**What is needed**
All of the lines below are to be printed again exactly; images are excluded from the output.

┌──

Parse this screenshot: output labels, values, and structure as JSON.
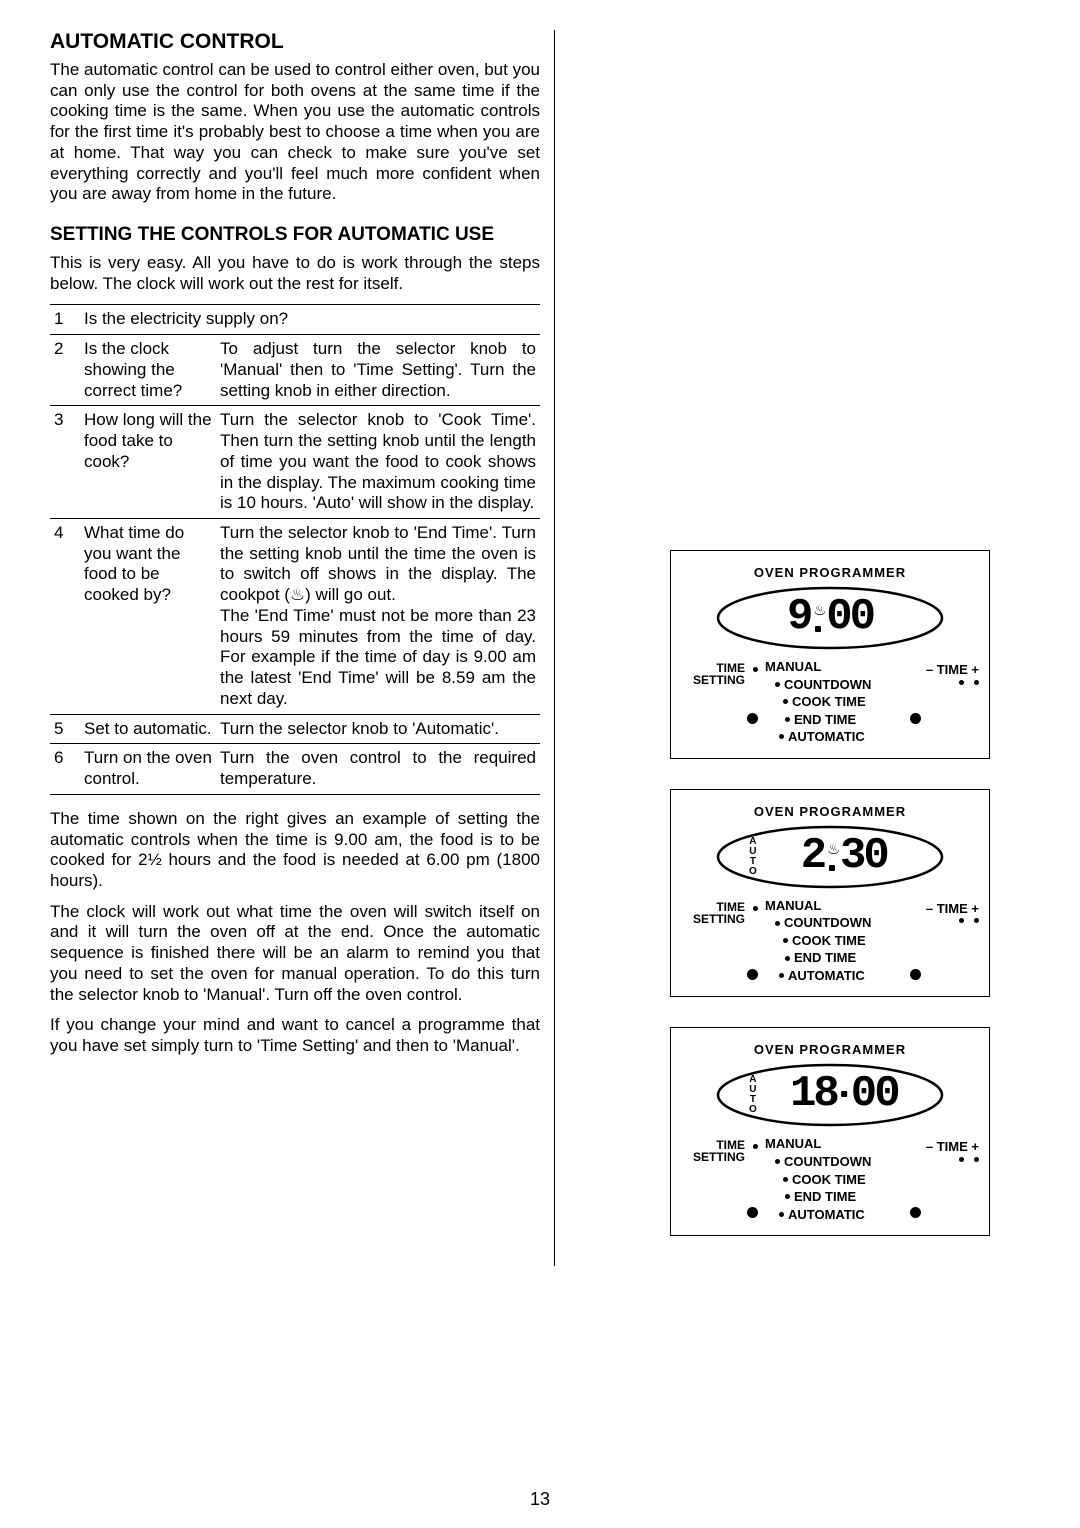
{
  "page_number": "13",
  "left": {
    "title": "AUTOMATIC CONTROL",
    "intro": "The automatic control can be used to control either oven, but you can only use the control for both ovens at the same time if the cooking time is the same. When you use the automatic controls for the first time it's probably best to choose a time when you are at home.  That way you can check to make sure you've set everything correctly and you'll feel much more confident when you are away from home in the future.",
    "subheading": "SETTING THE CONTROLS FOR AUTOMATIC USE",
    "sub_intro": "This is very easy.  All you have to do is work through the steps below.  The clock will work out the rest for itself.",
    "steps": [
      {
        "n": "1",
        "q": "Is the electricity supply on?",
        "a": "",
        "full": true
      },
      {
        "n": "2",
        "q": "Is the clock showing the correct time?",
        "a": "To adjust turn the selector knob to 'Manual' then to 'Time Setting'.  Turn the setting knob in either direction."
      },
      {
        "n": "3",
        "q": "How long will the food take to cook?",
        "a": "Turn the selector knob to 'Cook Time'. Then turn the setting knob until the length of time you want the food to cook shows in the display.  The maximum cooking time is 10 hours.  'Auto' will show in the display."
      },
      {
        "n": "4",
        "q": "What time do you want the food to be cooked by?",
        "a": "Turn the selector knob to 'End Time'.  Turn the setting knob until the time the oven is to switch off shows in the display. The cookpot (♨) will go out.\nThe 'End Time' must not be more than 23 hours 59 minutes from the time of day.  For example if the time of day is 9.00 am the latest 'End Time' will be 8.59 am the next day."
      },
      {
        "n": "5",
        "q": "Set to automatic.",
        "a": "Turn the selector knob to 'Automatic'."
      },
      {
        "n": "6",
        "q": "Turn on the oven control.",
        "a": "Turn the oven control to the required temperature."
      }
    ],
    "para1": "The time shown on the right gives an example of setting the automatic controls when the time is 9.00 am, the food is to be cooked for 2½ hours and the food is needed at 6.00 pm (1800 hours).",
    "para2": "The clock will work out what time the oven will switch itself on and it will turn the oven off at the end.  Once the automatic sequence is finished there will be an alarm to remind you that you need to set the oven for manual operation.  To do this turn the selector knob to 'Manual'. Turn off the oven control.",
    "para3": "If you change your mind and want to cancel a programme that you have set simply turn to 'Time Setting' and then to 'Manual'."
  },
  "panels": {
    "header": "OVEN   PROGRAMMER",
    "menu": {
      "manual": "MANUAL",
      "countdown": "COUNTDOWN",
      "cook_time": "COOK TIME",
      "end_time": "END TIME",
      "automatic": "AUTOMATIC"
    },
    "time_setting_top": "TIME",
    "time_setting_bottom": "SETTING",
    "time_plus": "– TIME +",
    "panel1": {
      "display": "9",
      "display2": "00",
      "show_pot": true,
      "show_auto": false,
      "left_big_dot_index": 3,
      "right_big_dot_index": 3
    },
    "panel2": {
      "display": "2",
      "display2": "30",
      "show_pot": true,
      "show_auto": true,
      "left_big_dot_index": 4,
      "right_big_dot_index": 4
    },
    "panel3": {
      "display": "18",
      "display2": "00",
      "show_pot": false,
      "show_auto": true,
      "left_big_dot_index": 4,
      "right_big_dot_index": 4
    }
  },
  "colors": {
    "text": "#000000",
    "bg": "#ffffff",
    "border": "#000000"
  }
}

└──

**Correct response**
Parse this screenshot: output labels, values, and structure as JSON.
{
  "page_number": "13",
  "left": {
    "title": "AUTOMATIC CONTROL",
    "intro": "The automatic control can be used to control either oven, but you can only use the control for both ovens at the same time if the cooking time is the same. When you use the automatic controls for the first time it's probably best to choose a time when you are at home.  That way you can check to make sure you've set everything correctly and you'll feel much more confident when you are away from home in the future.",
    "subheading": "SETTING THE CONTROLS FOR AUTOMATIC USE",
    "sub_intro": "This is very easy.  All you have to do is work through the steps below.  The clock will work out the rest for itself.",
    "steps": [
      {
        "n": "1",
        "q": "Is the electricity supply on?",
        "a": "",
        "full": true
      },
      {
        "n": "2",
        "q": "Is the clock showing the correct time?",
        "a": "To adjust turn the selector knob to 'Manual' then to 'Time Setting'.  Turn the setting knob in either direction."
      },
      {
        "n": "3",
        "q": "How long will the food take to cook?",
        "a": "Turn the selector knob to 'Cook Time'. Then turn the setting knob until the length of time you want the food to cook shows in the display.  The maximum cooking time is 10 hours.  'Auto' will show in the display."
      },
      {
        "n": "4",
        "q": "What time do you want the food to be cooked by?",
        "a": "Turn the selector knob to 'End Time'.  Turn the setting knob until the time the oven is to switch off shows in the display. The cookpot (♨) will go out.\nThe 'End Time' must not be more than 23 hours 59 minutes from the time of day.  For example if the time of day is 9.00 am the latest 'End Time' will be 8.59 am the next day."
      },
      {
        "n": "5",
        "q": "Set to automatic.",
        "a": "Turn the selector knob to 'Automatic'."
      },
      {
        "n": "6",
        "q": "Turn on the oven control.",
        "a": "Turn the oven control to the required temperature."
      }
    ],
    "para1": "The time shown on the right gives an example of setting the automatic controls when the time is 9.00 am, the food is to be cooked for 2½ hours and the food is needed at 6.00 pm (1800 hours).",
    "para2": "The clock will work out what time the oven will switch itself on and it will turn the oven off at the end.  Once the automatic sequence is finished there will be an alarm to remind you that you need to set the oven for manual operation.  To do this turn the selector knob to 'Manual'. Turn off the oven control.",
    "para3": "If you change your mind and want to cancel a programme that you have set simply turn to 'Time Setting' and then to 'Manual'."
  },
  "panels": {
    "header": "OVEN   PROGRAMMER",
    "menu": {
      "manual": "MANUAL",
      "countdown": "COUNTDOWN",
      "cook_time": "COOK TIME",
      "end_time": "END TIME",
      "automatic": "AUTOMATIC"
    },
    "time_setting_top": "TIME",
    "time_setting_bottom": "SETTING",
    "time_plus": "– TIME +",
    "panel1": {
      "display": "9",
      "display2": "00",
      "show_pot": true,
      "show_auto": false,
      "left_big_dot_index": 3,
      "right_big_dot_index": 3
    },
    "panel2": {
      "display": "2",
      "display2": "30",
      "show_pot": true,
      "show_auto": true,
      "left_big_dot_index": 4,
      "right_big_dot_index": 4
    },
    "panel3": {
      "display": "18",
      "display2": "00",
      "show_pot": false,
      "show_auto": true,
      "left_big_dot_index": 4,
      "right_big_dot_index": 4
    }
  },
  "colors": {
    "text": "#000000",
    "bg": "#ffffff",
    "border": "#000000"
  }
}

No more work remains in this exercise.